## [The exercise]
Extract the full listing below without altering a single character.

──────────────────────────────

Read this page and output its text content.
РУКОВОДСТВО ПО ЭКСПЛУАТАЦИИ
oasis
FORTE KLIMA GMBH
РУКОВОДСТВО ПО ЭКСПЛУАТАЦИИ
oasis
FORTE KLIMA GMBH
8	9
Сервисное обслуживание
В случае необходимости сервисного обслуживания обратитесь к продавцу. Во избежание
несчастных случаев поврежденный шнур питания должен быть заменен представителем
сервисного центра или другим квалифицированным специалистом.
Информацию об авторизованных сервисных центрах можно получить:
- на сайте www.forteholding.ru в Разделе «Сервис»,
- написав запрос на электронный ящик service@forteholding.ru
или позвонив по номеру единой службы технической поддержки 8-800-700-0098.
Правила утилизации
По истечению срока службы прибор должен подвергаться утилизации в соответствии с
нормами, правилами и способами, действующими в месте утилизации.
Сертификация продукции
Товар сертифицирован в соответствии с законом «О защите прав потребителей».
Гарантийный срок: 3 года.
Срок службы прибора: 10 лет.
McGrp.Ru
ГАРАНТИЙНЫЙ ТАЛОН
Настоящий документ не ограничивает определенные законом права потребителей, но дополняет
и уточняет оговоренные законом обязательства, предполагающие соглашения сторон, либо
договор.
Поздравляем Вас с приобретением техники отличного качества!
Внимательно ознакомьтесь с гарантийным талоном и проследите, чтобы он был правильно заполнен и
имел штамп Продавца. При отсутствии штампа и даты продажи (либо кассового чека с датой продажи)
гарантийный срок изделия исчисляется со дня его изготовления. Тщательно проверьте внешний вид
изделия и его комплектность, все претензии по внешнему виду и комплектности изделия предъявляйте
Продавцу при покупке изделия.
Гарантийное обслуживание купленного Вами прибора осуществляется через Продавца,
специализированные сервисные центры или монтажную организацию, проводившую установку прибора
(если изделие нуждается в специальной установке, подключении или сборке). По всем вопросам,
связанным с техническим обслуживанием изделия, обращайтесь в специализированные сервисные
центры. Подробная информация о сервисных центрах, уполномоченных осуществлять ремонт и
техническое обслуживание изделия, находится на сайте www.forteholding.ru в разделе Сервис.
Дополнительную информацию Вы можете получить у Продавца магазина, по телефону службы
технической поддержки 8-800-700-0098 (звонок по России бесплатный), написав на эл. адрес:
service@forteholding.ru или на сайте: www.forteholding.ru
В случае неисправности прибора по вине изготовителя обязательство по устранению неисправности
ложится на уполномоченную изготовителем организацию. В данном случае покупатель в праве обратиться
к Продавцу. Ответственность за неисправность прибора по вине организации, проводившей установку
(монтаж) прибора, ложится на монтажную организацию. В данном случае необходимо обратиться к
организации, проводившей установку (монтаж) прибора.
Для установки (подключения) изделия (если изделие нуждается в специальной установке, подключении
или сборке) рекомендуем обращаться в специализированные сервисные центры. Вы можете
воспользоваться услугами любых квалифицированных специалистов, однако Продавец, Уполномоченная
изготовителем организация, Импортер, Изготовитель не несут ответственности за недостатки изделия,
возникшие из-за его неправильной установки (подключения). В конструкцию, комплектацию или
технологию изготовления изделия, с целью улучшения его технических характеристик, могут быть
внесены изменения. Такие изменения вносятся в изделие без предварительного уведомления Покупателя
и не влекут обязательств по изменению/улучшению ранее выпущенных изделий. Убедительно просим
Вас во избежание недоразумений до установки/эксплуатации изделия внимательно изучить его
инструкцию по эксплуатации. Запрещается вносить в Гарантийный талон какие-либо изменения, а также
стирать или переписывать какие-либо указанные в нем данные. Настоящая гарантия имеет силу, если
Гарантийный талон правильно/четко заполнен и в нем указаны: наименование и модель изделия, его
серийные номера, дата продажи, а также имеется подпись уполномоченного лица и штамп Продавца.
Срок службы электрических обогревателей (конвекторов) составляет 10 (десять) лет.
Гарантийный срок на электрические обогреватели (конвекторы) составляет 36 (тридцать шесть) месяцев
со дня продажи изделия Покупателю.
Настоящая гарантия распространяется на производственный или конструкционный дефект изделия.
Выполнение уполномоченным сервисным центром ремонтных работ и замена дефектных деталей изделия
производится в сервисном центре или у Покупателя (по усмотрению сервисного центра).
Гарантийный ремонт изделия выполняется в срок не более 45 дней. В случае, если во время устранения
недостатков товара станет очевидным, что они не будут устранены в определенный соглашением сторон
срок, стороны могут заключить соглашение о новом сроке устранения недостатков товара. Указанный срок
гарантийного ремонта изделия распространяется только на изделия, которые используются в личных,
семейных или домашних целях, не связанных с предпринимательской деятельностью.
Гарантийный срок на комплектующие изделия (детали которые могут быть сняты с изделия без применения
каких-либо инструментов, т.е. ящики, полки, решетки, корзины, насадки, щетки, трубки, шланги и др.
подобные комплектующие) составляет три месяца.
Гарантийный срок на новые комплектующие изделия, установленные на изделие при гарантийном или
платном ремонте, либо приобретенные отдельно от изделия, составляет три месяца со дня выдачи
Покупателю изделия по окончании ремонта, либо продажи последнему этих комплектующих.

──────────────────────────────

## [Output]
Read this page and output its text content.
РУКОВОДСТВО ПО ЭКСПЛУАТАЦИИ
oasis
FORTE KLIMA GMBH
РУКОВОДСТВО ПО ЭКСПЛУАТАЦИИ
oasis
FORTE KLIMA GMBH
8	9
Сервисное обслуживание
В случае необходимости сервисного обслуживания обратитесь к продавцу. Во избежание
несчастных случаев поврежденный шнур питания должен быть заменен представителем
сервисного центра или другим квалифицированным специалистом.
Информацию об авторизованных сервисных центрах можно получить:
- на сайте www.forteholding.ru в Разделе «Сервис»,
- написав запрос на электронный ящик service@forteholding.ru
или позвонив по номеру единой службы технической поддержки 8-800-700-0098.
Правила утилизации
По истечению срока службы прибор должен подвергаться утилизации в соответствии с
нормами, правилами и способами, действующими в месте утилизации.
Сертификация продукции
Товар сертифицирован в соответствии с законом «О защите прав потребителей».
Гарантийный срок: 3 года.
Срок службы прибора: 10 лет.
McGrp.Ru
ГАРАНТИЙНЫЙ ТАЛОН
Настоящий документ не ограничивает определенные законом права потребителей, но дополняет
и уточняет оговоренные законом обязательства, предполагающие соглашения сторон, либо
договор.
Поздравляем Вас с приобретением техники отличного качества!
Внимательно ознакомьтесь с гарантийным талоном и проследите, чтобы он был правильно заполнен и
имел штамп Продавца. При отсутствии штампа и даты продажи (либо кассового чека с датой продажи)
гарантийный срок изделия исчисляется со дня его изготовления. Тщательно проверьте внешний вид
изделия и его комплектность, все претензии по внешнему виду и комплектности изделия предъявляйте
Продавцу при покупке изделия.
Гарантийное обслуживание купленного Вами прибора осуществляется через Продавца,
специализированные сервисные центры или монтажную организацию, проводившую установку прибора
(если изделие нуждается в специальной установке, подключении или сборке). По всем вопросам,
связанным с техническим обслуживанием изделия, обращайтесь в специализированные сервисные
центры. Подробная информация о сервисных центрах, уполномоченных осуществлять ремонт и
техническое обслуживание изделия, находится на сайте www.forteholding.ru в разделе Сервис.
Дополнительную информацию Вы можете получить у Продавца магазина, по телефону службы
технической поддержки 8-800-700-0098 (звонок по России бесплатный), написав на эл. адрес:
service@forteholding.ru или на сайте: www.forteholding.ru
В случае неисправности прибора по вине изготовителя обязательство по устранению неисправности
ложится на уполномоченную изготовителем организацию. В данном случае покупатель в праве обратиться
к Продавцу. Ответственность за неисправность прибора по вине организации, проводившей установку
(монтаж) прибора, ложится на монтажную организацию. В данном случае необходимо обратиться к
организации, проводившей установку (монтаж) прибора.
Для установки (подключения) изделия (если изделие нуждается в специальной установке, подключении
или сборке) рекомендуем обращаться в специализированные сервисные центры. Вы можете
воспользоваться услугами любых квалифицированных специалистов, однако Продавец, Уполномоченная
изготовителем организация, Импортер, Изготовитель не несут ответственности за недостатки изделия,
возникшие из-за его неправильной установки (подключения). В конструкцию, комплектацию или
технологию изготовления изделия, с целью улучшения его технических характеристик, могут быть
внесены изменения. Такие изменения вносятся в изделие без предварительного уведомления Покупателя
и не влекут обязательств по изменению/улучшению ранее выпущенных изделий. Убедительно просим
Вас во избежание недоразумений до установки/эксплуатации изделия внимательно изучить его
инструкцию по эксплуатации. Запрещается вносить в Гарантийный талон какие-либо изменения, а также
стирать или переписывать какие-либо указанные в нем данные. Настоящая гарантия имеет силу, если
Гарантийный талон правильно/четко заполнен и в нем указаны: наименование и модель изделия, его
серийные номера, дата продажи, а также имеется подпись уполномоченного лица и штамп Продавца.
Срок службы электрических обогревателей (конвекторов) составляет 10 (десять) лет.
Гарантийный срок на электрические обогреватели (конвекторы) составляет 36 (тридцать шесть) месяцев
со дня продажи изделия Покупателю.
Настоящая гарантия распространяется на производственный или конструкционный дефект изделия.
Выполнение уполномоченным сервисным центром ремонтных работ и замена дефектных деталей изделия
производится в сервисном центре или у Покупателя (по усмотрению сервисного центра).
Гарантийный ремонт изделия выполняется в срок не более 45 дней. В случае, если во время устранения
недостатков товара станет очевидным, что они не будут устранены в определенный соглашением сторон
срок, стороны могут заключить соглашение о новом сроке устранения недостатков товара. Указанный срок
гарантийного ремонта изделия распространяется только на изделия, которые используются в личных,
семейных или домашних целях, не связанных с предпринимательской деятельностью.
Гарантийный срок на комплектующие изделия (детали которые могут быть сняты с изделия без применения
каких-либо инструментов, т.е. ящики, полки, решетки, корзины, насадки, щетки, трубки, шланги и др.
подобные комплектующие) составляет три месяца.
Гарантийный срок на новые комплектующие изделия, установленные на изделие при гарантийном или
платном ремонте, либо приобретенные отдельно от изделия, составляет три месяца со дня выдачи
Покупателю изделия по окончании ремонта, либо продажи последнему этих комплектующих.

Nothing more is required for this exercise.